Exercise input
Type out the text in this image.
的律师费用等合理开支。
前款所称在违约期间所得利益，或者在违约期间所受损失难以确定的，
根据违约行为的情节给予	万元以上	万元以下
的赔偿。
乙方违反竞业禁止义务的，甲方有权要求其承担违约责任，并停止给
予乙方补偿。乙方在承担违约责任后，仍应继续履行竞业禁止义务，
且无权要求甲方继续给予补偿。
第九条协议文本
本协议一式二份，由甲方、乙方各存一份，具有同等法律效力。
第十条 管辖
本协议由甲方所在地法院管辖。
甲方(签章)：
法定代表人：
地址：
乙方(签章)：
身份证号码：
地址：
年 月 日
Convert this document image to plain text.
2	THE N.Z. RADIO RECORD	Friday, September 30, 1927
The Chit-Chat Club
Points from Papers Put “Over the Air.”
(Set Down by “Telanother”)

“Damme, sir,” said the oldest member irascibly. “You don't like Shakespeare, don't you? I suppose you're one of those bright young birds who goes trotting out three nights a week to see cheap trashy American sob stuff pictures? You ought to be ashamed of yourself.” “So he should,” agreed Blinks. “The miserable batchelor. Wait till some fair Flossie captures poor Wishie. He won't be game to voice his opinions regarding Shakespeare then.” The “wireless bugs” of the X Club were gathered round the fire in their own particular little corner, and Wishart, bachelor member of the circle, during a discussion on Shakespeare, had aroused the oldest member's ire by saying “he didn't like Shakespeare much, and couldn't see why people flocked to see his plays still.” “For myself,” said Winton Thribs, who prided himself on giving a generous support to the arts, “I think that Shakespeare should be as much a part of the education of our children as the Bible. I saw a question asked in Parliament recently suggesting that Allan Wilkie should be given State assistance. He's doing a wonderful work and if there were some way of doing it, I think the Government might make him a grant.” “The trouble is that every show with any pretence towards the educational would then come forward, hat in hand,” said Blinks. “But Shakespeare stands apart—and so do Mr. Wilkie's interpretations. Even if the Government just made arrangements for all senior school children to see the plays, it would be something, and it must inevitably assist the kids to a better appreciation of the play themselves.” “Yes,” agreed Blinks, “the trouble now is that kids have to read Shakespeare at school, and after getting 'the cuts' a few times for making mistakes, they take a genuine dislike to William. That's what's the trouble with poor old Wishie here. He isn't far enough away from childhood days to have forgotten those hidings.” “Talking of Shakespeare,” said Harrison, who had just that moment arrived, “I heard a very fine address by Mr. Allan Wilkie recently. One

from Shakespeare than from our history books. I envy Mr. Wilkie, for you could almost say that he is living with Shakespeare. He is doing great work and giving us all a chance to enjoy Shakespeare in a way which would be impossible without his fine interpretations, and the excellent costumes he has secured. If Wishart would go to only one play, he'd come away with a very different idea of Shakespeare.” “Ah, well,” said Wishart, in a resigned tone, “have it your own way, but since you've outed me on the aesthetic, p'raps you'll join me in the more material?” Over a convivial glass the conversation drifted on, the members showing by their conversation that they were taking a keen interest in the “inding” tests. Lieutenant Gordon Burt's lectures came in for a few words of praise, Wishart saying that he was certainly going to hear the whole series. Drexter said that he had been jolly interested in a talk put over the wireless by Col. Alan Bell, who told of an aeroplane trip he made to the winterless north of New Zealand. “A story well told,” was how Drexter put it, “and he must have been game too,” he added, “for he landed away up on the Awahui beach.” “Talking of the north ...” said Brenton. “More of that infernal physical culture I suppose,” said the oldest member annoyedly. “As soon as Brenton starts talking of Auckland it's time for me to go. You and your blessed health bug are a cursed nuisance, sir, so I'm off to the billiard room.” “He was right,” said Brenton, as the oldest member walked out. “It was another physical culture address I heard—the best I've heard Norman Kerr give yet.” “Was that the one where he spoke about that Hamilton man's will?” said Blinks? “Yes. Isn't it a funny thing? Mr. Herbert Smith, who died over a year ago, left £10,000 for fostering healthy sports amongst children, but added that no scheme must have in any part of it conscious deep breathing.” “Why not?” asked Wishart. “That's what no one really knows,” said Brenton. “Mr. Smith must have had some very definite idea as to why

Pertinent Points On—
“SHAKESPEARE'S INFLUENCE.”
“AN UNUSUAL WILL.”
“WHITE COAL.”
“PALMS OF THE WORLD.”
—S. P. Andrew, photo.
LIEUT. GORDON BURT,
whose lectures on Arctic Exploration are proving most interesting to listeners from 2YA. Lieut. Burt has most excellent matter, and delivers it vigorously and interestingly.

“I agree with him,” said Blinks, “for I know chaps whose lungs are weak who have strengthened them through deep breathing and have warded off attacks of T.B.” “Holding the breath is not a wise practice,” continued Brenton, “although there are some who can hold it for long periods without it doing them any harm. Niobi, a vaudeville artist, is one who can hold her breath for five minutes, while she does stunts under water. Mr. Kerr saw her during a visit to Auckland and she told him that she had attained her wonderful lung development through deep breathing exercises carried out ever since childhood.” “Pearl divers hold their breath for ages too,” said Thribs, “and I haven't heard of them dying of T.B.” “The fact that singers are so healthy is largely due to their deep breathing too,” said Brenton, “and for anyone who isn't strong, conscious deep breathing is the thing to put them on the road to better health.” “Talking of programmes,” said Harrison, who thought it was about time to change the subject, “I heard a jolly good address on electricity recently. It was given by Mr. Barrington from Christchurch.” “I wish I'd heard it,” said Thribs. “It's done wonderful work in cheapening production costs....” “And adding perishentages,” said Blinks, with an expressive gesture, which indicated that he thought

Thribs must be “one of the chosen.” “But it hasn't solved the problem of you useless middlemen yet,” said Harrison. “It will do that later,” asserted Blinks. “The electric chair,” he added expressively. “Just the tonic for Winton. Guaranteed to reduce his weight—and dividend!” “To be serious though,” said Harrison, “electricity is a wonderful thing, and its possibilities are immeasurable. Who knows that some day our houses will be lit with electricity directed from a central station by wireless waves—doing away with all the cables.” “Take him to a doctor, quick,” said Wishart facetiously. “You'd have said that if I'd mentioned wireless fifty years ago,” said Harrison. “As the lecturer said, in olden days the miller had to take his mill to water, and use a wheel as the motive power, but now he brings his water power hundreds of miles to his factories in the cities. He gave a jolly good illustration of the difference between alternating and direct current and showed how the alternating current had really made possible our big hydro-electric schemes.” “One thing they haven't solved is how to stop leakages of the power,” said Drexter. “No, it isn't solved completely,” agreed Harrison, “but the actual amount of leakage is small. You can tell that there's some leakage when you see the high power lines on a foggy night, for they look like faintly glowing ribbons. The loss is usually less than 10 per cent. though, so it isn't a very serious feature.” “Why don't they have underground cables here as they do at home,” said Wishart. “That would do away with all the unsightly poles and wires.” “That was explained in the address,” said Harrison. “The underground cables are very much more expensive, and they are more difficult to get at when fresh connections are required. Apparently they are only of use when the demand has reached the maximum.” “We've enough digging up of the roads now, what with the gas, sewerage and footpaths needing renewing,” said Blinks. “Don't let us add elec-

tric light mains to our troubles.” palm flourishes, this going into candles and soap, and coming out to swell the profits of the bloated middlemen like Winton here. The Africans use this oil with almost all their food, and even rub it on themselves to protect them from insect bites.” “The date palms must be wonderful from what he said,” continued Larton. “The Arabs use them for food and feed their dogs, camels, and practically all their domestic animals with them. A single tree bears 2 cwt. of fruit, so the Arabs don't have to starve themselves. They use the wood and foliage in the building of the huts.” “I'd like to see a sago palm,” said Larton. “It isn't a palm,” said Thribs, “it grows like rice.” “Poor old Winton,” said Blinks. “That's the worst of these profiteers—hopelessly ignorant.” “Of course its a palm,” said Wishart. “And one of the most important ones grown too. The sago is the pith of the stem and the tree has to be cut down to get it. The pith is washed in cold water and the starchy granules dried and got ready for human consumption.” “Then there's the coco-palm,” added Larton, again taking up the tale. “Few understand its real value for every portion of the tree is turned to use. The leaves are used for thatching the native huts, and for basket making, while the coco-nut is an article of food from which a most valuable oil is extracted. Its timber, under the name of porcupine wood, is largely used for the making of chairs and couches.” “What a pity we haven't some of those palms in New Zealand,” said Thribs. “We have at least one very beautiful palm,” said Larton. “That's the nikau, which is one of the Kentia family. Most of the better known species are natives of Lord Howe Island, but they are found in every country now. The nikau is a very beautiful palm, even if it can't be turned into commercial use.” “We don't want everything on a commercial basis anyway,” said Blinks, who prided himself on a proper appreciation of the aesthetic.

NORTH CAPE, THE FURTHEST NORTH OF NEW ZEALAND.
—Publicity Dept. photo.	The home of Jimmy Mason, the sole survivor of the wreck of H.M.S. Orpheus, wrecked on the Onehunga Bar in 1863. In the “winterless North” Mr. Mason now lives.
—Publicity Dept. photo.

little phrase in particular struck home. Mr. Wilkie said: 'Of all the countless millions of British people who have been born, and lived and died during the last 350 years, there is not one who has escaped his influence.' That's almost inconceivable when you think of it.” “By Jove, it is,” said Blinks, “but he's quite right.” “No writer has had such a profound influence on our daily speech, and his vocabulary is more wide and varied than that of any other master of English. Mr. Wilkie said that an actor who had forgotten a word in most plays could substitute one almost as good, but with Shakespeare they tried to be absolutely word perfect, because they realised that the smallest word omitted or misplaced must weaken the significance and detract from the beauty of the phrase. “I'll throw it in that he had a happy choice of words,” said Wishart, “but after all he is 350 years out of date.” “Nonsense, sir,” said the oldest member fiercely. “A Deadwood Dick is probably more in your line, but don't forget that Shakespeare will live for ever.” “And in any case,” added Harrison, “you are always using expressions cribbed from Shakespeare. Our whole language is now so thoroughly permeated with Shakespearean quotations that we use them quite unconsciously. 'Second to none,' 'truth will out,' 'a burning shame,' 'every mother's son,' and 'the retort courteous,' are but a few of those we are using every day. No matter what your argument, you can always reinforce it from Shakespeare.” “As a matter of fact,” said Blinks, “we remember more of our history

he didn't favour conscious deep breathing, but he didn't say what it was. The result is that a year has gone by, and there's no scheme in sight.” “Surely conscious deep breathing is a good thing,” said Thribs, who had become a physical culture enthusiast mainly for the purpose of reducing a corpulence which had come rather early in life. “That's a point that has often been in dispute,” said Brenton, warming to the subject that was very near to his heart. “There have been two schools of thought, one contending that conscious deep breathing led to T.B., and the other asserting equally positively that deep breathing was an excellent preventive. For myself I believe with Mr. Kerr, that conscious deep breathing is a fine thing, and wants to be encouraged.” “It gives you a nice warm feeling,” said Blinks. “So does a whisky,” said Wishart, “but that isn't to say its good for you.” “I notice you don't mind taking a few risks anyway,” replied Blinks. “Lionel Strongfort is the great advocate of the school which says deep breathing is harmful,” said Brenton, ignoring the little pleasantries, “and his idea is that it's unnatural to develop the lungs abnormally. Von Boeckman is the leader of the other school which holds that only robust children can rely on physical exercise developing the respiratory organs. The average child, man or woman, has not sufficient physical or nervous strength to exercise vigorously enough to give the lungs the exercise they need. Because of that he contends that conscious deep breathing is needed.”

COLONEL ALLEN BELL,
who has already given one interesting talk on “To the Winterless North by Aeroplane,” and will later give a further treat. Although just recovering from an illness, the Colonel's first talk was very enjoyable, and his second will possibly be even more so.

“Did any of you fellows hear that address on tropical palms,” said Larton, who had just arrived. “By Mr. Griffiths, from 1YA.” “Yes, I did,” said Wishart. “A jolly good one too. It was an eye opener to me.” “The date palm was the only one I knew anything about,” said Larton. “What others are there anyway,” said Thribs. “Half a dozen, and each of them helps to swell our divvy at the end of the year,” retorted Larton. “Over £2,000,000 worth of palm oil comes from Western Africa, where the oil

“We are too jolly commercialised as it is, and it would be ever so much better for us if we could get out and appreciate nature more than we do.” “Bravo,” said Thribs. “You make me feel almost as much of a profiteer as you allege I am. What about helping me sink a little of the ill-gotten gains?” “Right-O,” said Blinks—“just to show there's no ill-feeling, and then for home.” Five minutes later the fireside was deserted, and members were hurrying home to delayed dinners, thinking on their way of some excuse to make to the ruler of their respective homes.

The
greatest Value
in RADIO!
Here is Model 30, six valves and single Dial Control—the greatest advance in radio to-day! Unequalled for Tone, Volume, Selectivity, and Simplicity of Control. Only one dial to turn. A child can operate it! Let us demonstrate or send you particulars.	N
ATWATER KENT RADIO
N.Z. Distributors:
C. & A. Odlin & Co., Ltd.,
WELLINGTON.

Given exercise
Collect the lines of the records that include the string "greatest".

Response to the exercise
greatest Value
Here is Model 30, six valves and single Dial Control—the greatest advance in radio to-day! Unequalled for Tone, Volume, Selectivity, and Simplicity of Control. Only one dial to turn. A child can operate it! Let us demonstrate or send you particulars.	N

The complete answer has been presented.